Records from a collection
____________

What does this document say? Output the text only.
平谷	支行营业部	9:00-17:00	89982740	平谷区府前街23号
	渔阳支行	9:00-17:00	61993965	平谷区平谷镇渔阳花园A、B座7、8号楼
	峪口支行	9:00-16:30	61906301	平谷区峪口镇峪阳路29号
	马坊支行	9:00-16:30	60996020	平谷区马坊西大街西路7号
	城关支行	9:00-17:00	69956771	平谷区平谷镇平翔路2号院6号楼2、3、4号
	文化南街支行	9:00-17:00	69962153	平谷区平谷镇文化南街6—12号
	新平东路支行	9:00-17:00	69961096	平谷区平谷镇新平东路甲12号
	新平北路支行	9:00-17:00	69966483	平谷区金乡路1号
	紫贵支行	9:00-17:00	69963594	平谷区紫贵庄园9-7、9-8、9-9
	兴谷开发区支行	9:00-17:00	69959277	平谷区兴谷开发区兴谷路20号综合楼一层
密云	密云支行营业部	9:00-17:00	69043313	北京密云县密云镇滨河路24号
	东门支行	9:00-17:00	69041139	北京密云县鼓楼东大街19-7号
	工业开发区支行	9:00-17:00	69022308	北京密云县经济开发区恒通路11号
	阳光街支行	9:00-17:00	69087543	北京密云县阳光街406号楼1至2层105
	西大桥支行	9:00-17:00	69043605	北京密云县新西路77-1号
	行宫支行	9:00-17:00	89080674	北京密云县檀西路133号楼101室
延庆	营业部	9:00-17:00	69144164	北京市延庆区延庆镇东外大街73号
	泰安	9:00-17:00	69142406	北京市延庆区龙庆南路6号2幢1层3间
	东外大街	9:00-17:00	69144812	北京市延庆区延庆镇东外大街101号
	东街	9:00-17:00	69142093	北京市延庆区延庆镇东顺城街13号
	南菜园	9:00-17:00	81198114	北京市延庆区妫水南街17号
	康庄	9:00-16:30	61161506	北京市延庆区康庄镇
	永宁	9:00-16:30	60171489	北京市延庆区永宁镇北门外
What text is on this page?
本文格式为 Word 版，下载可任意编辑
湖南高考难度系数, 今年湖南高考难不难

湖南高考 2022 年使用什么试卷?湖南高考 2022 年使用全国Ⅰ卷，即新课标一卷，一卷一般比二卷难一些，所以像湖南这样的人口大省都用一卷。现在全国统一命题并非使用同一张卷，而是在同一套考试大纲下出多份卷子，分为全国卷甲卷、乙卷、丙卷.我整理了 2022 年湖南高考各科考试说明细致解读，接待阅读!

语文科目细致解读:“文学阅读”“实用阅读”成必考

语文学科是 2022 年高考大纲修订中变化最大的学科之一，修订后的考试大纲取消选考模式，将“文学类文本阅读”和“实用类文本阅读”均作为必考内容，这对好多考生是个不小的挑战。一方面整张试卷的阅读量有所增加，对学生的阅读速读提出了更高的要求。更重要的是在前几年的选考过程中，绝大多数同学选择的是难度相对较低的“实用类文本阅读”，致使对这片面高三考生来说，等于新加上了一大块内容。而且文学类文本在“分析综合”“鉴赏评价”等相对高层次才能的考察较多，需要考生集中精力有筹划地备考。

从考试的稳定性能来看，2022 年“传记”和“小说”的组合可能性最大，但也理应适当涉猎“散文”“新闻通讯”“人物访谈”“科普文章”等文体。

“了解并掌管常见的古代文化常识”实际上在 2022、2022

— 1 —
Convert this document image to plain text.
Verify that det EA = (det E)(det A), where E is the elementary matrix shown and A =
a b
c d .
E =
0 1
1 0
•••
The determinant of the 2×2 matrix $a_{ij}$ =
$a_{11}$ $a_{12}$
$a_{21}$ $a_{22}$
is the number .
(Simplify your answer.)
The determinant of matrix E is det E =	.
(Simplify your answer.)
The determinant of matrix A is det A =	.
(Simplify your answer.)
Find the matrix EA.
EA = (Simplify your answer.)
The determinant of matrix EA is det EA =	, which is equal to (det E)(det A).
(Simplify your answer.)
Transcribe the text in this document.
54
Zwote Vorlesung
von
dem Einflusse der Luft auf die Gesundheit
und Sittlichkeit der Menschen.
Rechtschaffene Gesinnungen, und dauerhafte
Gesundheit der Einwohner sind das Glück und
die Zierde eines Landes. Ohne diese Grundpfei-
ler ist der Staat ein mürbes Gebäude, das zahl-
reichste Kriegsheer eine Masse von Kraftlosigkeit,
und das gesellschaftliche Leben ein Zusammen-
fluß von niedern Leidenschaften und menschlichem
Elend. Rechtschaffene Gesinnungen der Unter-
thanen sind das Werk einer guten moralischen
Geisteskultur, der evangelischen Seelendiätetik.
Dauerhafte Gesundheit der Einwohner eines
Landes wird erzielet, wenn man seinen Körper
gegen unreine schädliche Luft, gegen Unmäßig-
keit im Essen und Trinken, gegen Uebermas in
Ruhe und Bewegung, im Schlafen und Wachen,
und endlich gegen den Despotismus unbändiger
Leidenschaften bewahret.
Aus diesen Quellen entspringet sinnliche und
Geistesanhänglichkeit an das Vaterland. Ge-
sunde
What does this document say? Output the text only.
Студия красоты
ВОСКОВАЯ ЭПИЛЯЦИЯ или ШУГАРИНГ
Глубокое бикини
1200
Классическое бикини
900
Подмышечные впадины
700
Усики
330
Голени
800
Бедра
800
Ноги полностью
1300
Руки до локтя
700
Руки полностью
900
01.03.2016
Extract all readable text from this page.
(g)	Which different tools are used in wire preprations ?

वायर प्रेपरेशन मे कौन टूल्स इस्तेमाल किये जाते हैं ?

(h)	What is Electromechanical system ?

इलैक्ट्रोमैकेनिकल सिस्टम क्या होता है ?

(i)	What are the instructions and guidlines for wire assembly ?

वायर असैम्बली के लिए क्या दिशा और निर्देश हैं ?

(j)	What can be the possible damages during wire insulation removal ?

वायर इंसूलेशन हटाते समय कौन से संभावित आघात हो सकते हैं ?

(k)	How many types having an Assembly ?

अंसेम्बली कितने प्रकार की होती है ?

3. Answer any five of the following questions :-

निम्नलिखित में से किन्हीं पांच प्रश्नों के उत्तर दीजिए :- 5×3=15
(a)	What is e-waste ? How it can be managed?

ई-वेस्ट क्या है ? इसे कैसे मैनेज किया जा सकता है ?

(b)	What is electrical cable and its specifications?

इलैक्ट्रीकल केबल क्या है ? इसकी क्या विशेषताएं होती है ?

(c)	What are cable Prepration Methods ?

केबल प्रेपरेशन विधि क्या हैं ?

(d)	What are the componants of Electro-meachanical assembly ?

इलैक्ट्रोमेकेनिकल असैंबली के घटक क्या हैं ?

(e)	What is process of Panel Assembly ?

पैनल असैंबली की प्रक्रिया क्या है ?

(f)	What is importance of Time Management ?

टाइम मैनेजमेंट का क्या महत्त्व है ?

____________

◆ Aim of the task ◆
All of the entries above should be written out again exactly.

◆ Exercise result ◆
What does this document say? Output the text only.
平谷	支行营业部	9:00-17:00	89982740	平谷区府前街23号
	渔阳支行	9:00-17:00	61993965	平谷区平谷镇渔阳花园A、B座7、8号楼
	峪口支行	9:00-16:30	61906301	平谷区峪口镇峪阳路29号
	马坊支行	9:00-16:30	60996020	平谷区马坊西大街西路7号
	城关支行	9:00-17:00	69956771	平谷区平谷镇平翔路2号院6号楼2、3、4号
	文化南街支行	9:00-17:00	69962153	平谷区平谷镇文化南街6—12号
	新平东路支行	9:00-17:00	69961096	平谷区平谷镇新平东路甲12号
	新平北路支行	9:00-17:00	69966483	平谷区金乡路1号
	紫贵支行	9:00-17:00	69963594	平谷区紫贵庄园9-7、9-8、9-9
	兴谷开发区支行	9:00-17:00	69959277	平谷区兴谷开发区兴谷路20号综合楼一层
密云	密云支行营业部	9:00-17:00	69043313	北京密云县密云镇滨河路24号
	东门支行	9:00-17:00	69041139	北京密云县鼓楼东大街19-7号
	工业开发区支行	9:00-17:00	69022308	北京密云县经济开发区恒通路11号
	阳光街支行	9:00-17:00	69087543	北京密云县阳光街406号楼1至2层105
	西大桥支行	9:00-17:00	69043605	北京密云县新西路77-1号
	行宫支行	9:00-17:00	89080674	北京密云县檀西路133号楼101室
延庆	营业部	9:00-17:00	69144164	北京市延庆区延庆镇东外大街73号
	泰安	9:00-17:00	69142406	北京市延庆区龙庆南路6号2幢1层3间
	东外大街	9:00-17:00	69144812	北京市延庆区延庆镇东外大街101号
	东街	9:00-17:00	69142093	北京市延庆区延庆镇东顺城街13号
	南菜园	9:00-17:00	81198114	北京市延庆区妫水南街17号
	康庄	9:00-16:30	61161506	北京市延庆区康庄镇
	永宁	9:00-16:30	60171489	北京市延庆区永宁镇北门外
What text is on this page?
本文格式为 Word 版，下载可任意编辑
湖南高考难度系数, 今年湖南高考难不难

湖南高考 2022 年使用什么试卷?湖南高考 2022 年使用全国Ⅰ卷，即新课标一卷，一卷一般比二卷难一些，所以像湖南这样的人口大省都用一卷。现在全国统一命题并非使用同一张卷，而是在同一套考试大纲下出多份卷子，分为全国卷甲卷、乙卷、丙卷.我整理了 2022 年湖南高考各科考试说明细致解读，接待阅读!

语文科目细致解读:“文学阅读”“实用阅读”成必考

语文学科是 2022 年高考大纲修订中变化最大的学科之一，修订后的考试大纲取消选考模式，将“文学类文本阅读”和“实用类文本阅读”均作为必考内容，这对好多考生是个不小的挑战。一方面整张试卷的阅读量有所增加，对学生的阅读速读提出了更高的要求。更重要的是在前几年的选考过程中，绝大多数同学选择的是难度相对较低的“实用类文本阅读”，致使对这片面高三考生来说，等于新加上了一大块内容。而且文学类文本在“分析综合”“鉴赏评价”等相对高层次才能的考察较多，需要考生集中精力有筹划地备考。

从考试的稳定性能来看，2022 年“传记”和“小说”的组合可能性最大，但也理应适当涉猎“散文”“新闻通讯”“人物访谈”“科普文章”等文体。

“了解并掌管常见的古代文化常识”实际上在 2022、2022

— 1 —
Convert this document image to plain text.
Verify that det EA = (det E)(det A), where E is the elementary matrix shown and A =
a b
c d .
E =
0 1
1 0
•••
The determinant of the 2×2 matrix $a_{ij}$ =
$a_{11}$ $a_{12}$
$a_{21}$ $a_{22}$
is the number .
(Simplify your answer.)
The determinant of matrix E is det E =	.
(Simplify your answer.)
The determinant of matrix A is det A =	.
(Simplify your answer.)
Find the matrix EA.
EA = (Simplify your answer.)
The determinant of matrix EA is det EA =	, which is equal to (det E)(det A).
(Simplify your answer.)
Transcribe the text in this document.
54
Zwote Vorlesung
von
dem Einflusse der Luft auf die Gesundheit
und Sittlichkeit der Menschen.
Rechtschaffene Gesinnungen, und dauerhafte
Gesundheit der Einwohner sind das Glück und
die Zierde eines Landes. Ohne diese Grundpfei-
ler ist der Staat ein mürbes Gebäude, das zahl-
reichste Kriegsheer eine Masse von Kraftlosigkeit,
und das gesellschaftliche Leben ein Zusammen-
fluß von niedern Leidenschaften und menschlichem
Elend. Rechtschaffene Gesinnungen der Unter-
thanen sind das Werk einer guten moralischen
Geisteskultur, der evangelischen Seelendiätetik.
Dauerhafte Gesundheit der Einwohner eines
Landes wird erzielet, wenn man seinen Körper
gegen unreine schädliche Luft, gegen Unmäßig-
keit im Essen und Trinken, gegen Uebermas in
Ruhe und Bewegung, im Schlafen und Wachen,
und endlich gegen den Despotismus unbändiger
Leidenschaften bewahret.
Aus diesen Quellen entspringet sinnliche und
Geistesanhänglichkeit an das Vaterland. Ge-
sunde
What does this document say? Output the text only.
Студия красоты
ВОСКОВАЯ ЭПИЛЯЦИЯ или ШУГАРИНГ
Глубокое бикини
1200
Классическое бикини
900
Подмышечные впадины
700
Усики
330
Голени
800
Бедра
800
Ноги полностью
1300
Руки до локтя
700
Руки полностью
900
01.03.2016
Extract all readable text from this page.
(g)	Which different tools are used in wire preprations ?

वायर प्रेपरेशन मे कौन टूल्स इस्तेमाल किये जाते हैं ?

(h)	What is Electromechanical system ?

इलैक्ट्रोमैकेनिकल सिस्टम क्या होता है ?

(i)	What are the instructions and guidlines for wire assembly ?

वायर असैम्बली के लिए क्या दिशा और निर्देश हैं ?

(j)	What can be the possible damages during wire insulation removal ?

वायर इंसूलेशन हटाते समय कौन से संभावित आघात हो सकते हैं ?

(k)	How many types having an Assembly ?

अंसेम्बली कितने प्रकार की होती है ?

3. Answer any five of the following questions :-

निम्नलिखित में से किन्हीं पांच प्रश्नों के उत्तर दीजिए :- 5×3=15
(a)	What is e-waste ? How it can be managed?

ई-वेस्ट क्या है ? इसे कैसे मैनेज किया जा सकता है ?

(b)	What is electrical cable and its specifications?

इलैक्ट्रीकल केबल क्या है ? इसकी क्या विशेषताएं होती है ?

(c)	What are cable Prepration Methods ?

केबल प्रेपरेशन विधि क्या हैं ?

(d)	What are the componants of Electro-meachanical assembly ?

इलैक्ट्रोमेकेनिकल असैंबली के घटक क्या हैं ?

(e)	What is process of Panel Assembly ?

पैनल असैंबली की प्रक्रिया क्या है ?

(f)	What is importance of Time Management ?

टाइम मैनेजमेंट का क्या महत्त्व है ?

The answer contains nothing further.